> THE REQUEST: Give the username on each numbered post in the forum thread, in the order the posts appear.

Discussion in 'Anything goes' started by Jenny Jobs, Dec 29, 2008.

  1. Frylock

    Frylock Member

    Couldn't disagree more on Drive.
    Great movie and Gosling is an underrated actor.
    The elevator scene is amazing, not for the brutality, but for the look between Gosling and Carey Mulligan when the doors open and she steps out.
     
  2. Della9250

    Della9250 Well-Known Member

    In regards to Drive, I was disappointed that there were really only two situations where he was hired to drive, considering the trailers and such made it seem that was going to be the main focus of the movie.

    I didn't need it to be all Fast and Furious but I would have liked a couple of more sequences like the opening where he shows off his skills that get him hired.
     
  3. Alma

    Alma Well-Known Member

    Contagion. Well-crafted. Emotionally lacking. Several beats of droll humor, including one involving Paltrow's, uh, face. Soderbergh is an exceedingly gifted filmmaker, but people who know well enough know he's fucking around with viewers in several scenes, and that gets annoying. He's stopped respecting audiences.
     
  4. Dick Whitman

    Dick Whitman Well-Known Member

    "Easy A."

    I really, really expected it to be better, considering the solid reviews it got. I still think Emma Stone is going to be a mega, mega star, but this was really nothing but a souped-up, too-cute-by-half teenybopper comedy with an easy moral.

    The parents were completely annoying, but I think you could practically write an academic paper about how they embody the parents that teens in this generation would recognize. Think about, say, "The Wonder Years." Jack is the strong, silent type. His kids are scared to death of him. The mom is June Cleaver with a little bit more depth. Fast forward to "Easy A." Parents are best friends with their teenagers. They share jokes and talk to one another in silly accents, right in front of friends. No one bats an eye. They trade sex stories and jokes.

    I suspect that teens today recognize this relationship, as bizarre as it might seem to those of us in the stage between having teenagers and being teenagers, more than they would, say, Jack and Norma.
     
  5. NDub

    NDub Guest

    "No Country for Old Men"

> EXCERPTED DATA:
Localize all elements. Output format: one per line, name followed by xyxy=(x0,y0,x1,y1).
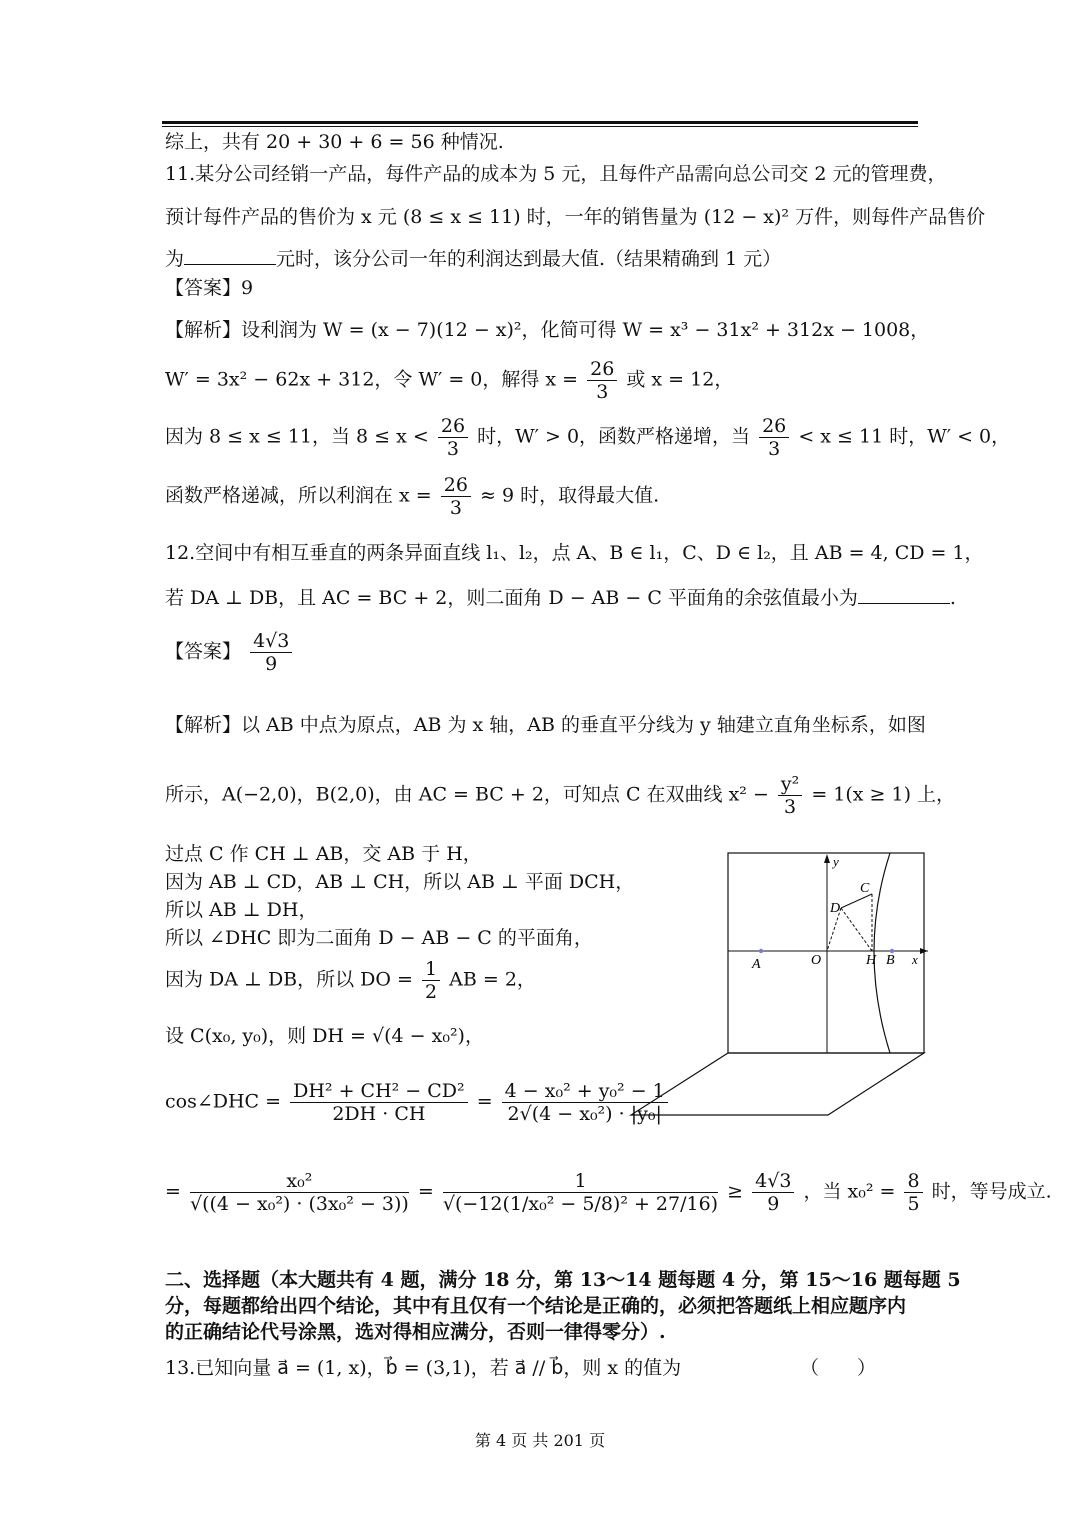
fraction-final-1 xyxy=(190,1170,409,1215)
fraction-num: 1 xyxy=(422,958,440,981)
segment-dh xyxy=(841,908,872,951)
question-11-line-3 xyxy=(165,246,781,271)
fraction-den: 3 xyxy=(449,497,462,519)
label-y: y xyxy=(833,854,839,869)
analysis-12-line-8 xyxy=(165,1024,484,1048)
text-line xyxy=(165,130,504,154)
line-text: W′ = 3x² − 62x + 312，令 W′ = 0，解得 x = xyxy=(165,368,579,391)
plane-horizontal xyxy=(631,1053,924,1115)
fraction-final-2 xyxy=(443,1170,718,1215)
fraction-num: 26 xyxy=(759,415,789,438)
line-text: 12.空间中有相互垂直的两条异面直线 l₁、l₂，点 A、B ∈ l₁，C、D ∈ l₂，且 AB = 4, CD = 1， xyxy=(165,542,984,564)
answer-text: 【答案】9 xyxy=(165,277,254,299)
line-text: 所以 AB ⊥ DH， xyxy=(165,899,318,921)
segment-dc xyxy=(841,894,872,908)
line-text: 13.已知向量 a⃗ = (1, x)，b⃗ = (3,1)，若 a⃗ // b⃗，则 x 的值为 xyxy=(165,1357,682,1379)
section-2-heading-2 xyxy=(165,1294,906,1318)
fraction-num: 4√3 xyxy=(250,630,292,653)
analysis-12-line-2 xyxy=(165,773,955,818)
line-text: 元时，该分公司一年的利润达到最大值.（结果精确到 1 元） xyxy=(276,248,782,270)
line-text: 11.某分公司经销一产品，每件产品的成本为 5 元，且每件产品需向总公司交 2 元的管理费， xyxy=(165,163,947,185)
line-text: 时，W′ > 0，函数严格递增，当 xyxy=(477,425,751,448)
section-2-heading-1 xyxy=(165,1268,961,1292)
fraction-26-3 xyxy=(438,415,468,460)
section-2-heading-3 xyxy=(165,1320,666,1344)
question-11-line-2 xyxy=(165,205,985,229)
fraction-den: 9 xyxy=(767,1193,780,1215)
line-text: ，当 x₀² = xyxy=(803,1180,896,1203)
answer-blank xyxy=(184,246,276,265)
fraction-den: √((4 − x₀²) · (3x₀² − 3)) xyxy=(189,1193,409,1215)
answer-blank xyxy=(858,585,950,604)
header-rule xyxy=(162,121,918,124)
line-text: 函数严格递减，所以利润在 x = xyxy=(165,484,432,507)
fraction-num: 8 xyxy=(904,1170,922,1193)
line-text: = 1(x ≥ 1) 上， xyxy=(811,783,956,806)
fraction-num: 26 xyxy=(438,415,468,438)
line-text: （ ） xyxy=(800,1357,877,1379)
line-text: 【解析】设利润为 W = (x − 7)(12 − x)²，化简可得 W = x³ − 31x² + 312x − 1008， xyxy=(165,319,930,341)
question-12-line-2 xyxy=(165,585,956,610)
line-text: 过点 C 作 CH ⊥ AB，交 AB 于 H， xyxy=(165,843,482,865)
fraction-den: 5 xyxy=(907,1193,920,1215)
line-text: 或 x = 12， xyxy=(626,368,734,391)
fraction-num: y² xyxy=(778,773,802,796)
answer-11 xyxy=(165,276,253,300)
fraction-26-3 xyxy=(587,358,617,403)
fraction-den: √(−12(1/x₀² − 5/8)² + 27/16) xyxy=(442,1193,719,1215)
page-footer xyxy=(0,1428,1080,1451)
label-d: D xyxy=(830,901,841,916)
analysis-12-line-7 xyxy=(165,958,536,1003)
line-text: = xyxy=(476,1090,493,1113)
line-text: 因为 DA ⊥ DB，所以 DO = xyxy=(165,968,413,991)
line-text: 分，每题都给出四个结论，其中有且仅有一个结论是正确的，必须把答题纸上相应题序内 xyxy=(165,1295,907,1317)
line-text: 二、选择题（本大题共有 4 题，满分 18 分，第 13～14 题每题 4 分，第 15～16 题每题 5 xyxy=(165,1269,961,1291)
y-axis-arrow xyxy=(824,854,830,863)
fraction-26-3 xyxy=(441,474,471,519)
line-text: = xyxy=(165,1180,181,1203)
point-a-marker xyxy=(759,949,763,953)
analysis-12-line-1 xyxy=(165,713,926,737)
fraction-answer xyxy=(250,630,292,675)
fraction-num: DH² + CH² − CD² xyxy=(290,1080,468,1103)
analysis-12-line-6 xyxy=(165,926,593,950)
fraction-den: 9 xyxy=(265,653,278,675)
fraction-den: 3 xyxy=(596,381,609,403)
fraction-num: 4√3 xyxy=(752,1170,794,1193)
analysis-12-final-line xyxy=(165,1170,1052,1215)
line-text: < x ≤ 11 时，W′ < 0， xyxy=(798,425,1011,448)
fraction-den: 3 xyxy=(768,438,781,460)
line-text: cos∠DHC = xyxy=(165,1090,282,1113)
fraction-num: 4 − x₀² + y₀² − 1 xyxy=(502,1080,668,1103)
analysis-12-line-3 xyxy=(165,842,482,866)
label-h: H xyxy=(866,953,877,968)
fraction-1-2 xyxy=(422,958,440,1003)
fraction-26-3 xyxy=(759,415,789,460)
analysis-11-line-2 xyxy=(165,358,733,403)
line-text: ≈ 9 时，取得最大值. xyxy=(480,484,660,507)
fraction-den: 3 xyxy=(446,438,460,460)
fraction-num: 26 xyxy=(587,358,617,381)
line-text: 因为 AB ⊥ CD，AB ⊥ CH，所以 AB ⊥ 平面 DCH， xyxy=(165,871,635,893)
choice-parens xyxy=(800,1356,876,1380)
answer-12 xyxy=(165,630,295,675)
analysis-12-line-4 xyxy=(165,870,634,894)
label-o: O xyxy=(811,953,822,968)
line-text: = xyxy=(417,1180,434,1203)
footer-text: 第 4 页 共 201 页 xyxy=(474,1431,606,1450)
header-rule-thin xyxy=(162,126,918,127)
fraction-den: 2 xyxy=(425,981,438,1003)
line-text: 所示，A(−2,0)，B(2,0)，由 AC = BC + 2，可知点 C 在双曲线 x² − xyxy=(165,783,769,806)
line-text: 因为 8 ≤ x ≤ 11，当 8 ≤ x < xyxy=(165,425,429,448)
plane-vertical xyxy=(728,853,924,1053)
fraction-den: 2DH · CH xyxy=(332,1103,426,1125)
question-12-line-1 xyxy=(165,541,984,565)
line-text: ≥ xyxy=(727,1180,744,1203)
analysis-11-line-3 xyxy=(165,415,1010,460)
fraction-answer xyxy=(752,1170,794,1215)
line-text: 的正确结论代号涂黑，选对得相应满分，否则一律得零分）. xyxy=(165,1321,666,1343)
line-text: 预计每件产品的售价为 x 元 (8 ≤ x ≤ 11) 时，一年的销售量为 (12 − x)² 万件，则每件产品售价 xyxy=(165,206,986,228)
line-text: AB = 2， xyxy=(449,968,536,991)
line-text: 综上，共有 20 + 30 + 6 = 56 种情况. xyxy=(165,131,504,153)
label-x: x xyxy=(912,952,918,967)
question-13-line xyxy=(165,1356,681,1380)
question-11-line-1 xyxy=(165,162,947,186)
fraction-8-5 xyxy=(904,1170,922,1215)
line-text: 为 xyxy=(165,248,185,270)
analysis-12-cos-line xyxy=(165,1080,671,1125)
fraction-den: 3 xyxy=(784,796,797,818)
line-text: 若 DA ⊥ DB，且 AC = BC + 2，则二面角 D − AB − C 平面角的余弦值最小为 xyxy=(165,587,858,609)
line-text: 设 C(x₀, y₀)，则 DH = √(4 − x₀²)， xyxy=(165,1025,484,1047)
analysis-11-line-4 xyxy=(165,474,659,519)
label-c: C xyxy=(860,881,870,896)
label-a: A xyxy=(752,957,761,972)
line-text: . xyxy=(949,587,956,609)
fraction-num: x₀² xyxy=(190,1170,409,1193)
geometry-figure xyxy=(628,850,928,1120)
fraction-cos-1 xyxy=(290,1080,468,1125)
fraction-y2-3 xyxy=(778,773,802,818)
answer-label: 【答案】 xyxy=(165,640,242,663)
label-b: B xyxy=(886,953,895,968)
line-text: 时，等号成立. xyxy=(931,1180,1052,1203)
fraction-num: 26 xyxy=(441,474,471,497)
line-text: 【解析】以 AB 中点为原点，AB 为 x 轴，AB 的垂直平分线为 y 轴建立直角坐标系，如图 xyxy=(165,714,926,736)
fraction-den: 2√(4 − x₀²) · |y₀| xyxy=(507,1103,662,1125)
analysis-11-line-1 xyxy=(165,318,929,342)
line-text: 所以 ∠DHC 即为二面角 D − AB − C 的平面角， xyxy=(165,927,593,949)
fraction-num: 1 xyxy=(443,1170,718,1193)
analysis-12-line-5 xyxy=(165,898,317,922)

==

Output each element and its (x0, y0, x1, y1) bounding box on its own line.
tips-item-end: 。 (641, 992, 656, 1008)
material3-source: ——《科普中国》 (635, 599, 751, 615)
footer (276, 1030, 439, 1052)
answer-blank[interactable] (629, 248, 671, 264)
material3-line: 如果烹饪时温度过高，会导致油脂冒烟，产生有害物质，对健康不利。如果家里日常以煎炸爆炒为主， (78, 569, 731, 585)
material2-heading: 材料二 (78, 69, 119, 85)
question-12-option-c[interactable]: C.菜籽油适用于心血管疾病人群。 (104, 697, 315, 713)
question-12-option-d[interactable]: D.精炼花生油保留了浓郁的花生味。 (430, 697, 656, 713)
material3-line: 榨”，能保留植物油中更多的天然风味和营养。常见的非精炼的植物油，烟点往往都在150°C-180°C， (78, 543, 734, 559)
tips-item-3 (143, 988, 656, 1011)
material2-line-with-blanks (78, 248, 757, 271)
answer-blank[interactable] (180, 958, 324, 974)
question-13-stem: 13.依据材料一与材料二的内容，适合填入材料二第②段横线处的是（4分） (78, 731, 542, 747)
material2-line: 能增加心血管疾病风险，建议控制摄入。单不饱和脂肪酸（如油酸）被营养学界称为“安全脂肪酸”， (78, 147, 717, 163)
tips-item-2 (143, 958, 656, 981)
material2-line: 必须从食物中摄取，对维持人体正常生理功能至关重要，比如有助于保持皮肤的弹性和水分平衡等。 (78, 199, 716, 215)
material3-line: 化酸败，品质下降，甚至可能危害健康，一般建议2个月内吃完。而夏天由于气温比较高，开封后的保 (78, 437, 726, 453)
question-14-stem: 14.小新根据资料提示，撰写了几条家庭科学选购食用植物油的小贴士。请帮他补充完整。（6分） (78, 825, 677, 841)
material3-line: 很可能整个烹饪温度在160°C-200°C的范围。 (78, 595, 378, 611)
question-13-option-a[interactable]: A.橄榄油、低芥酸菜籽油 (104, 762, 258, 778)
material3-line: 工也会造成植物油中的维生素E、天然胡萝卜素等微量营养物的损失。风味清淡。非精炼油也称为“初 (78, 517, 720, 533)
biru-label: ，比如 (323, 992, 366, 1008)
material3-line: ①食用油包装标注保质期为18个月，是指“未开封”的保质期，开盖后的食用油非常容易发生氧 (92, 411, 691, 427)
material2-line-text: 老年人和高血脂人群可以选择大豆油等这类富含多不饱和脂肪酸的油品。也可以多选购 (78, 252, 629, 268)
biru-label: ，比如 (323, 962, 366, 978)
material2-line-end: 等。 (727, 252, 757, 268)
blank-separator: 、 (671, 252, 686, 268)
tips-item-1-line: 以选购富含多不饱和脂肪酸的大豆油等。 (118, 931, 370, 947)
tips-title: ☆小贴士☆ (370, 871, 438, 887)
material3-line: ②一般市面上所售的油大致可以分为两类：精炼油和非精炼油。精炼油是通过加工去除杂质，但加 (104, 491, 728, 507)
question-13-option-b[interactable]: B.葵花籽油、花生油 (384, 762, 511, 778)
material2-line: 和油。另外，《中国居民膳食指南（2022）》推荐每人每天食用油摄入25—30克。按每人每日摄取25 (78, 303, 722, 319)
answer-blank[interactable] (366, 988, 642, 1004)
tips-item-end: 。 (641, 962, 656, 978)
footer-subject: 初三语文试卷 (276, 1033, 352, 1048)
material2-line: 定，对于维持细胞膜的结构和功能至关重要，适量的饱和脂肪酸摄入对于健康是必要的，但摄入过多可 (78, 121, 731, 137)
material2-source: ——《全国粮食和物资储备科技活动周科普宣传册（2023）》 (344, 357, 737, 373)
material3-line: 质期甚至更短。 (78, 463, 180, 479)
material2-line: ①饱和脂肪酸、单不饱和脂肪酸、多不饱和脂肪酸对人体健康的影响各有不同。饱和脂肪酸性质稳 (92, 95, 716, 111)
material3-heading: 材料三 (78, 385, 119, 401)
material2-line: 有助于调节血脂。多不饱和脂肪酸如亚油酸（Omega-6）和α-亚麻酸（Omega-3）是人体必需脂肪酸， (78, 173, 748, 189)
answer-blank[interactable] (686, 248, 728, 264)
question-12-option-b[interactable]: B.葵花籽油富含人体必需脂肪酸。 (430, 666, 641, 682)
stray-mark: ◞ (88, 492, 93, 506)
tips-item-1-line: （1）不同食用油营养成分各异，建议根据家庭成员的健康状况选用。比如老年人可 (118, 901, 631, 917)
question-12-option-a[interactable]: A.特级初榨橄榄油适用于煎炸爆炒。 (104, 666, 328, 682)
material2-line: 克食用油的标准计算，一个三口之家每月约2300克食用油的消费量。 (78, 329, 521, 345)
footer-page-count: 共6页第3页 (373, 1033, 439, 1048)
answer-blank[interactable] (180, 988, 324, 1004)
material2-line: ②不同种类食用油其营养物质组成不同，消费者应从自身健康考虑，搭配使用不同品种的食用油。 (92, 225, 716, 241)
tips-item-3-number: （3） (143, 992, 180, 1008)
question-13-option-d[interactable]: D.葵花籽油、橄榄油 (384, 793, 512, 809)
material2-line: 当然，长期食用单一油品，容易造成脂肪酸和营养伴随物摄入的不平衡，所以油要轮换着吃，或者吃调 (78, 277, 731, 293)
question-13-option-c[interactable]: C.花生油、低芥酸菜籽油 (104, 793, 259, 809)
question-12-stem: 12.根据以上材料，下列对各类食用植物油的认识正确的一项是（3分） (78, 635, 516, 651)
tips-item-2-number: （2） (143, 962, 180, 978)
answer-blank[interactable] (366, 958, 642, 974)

* * *

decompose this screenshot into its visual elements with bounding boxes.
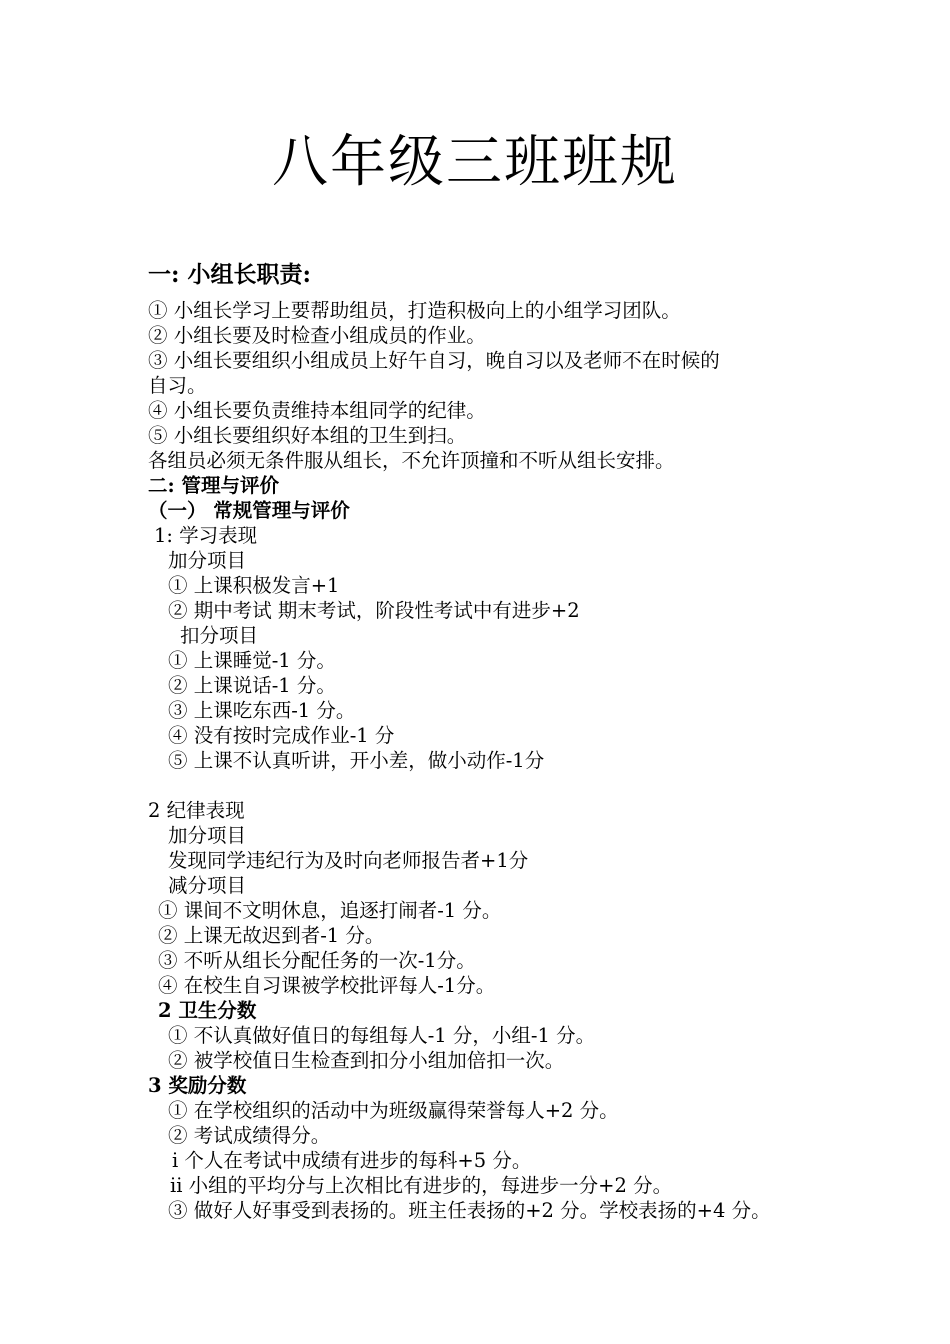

> SOLUTION TO THIS PROBLEM:
1. Frylock
2. Della9250
3. Alma
4. Dick Whitman
5. NDub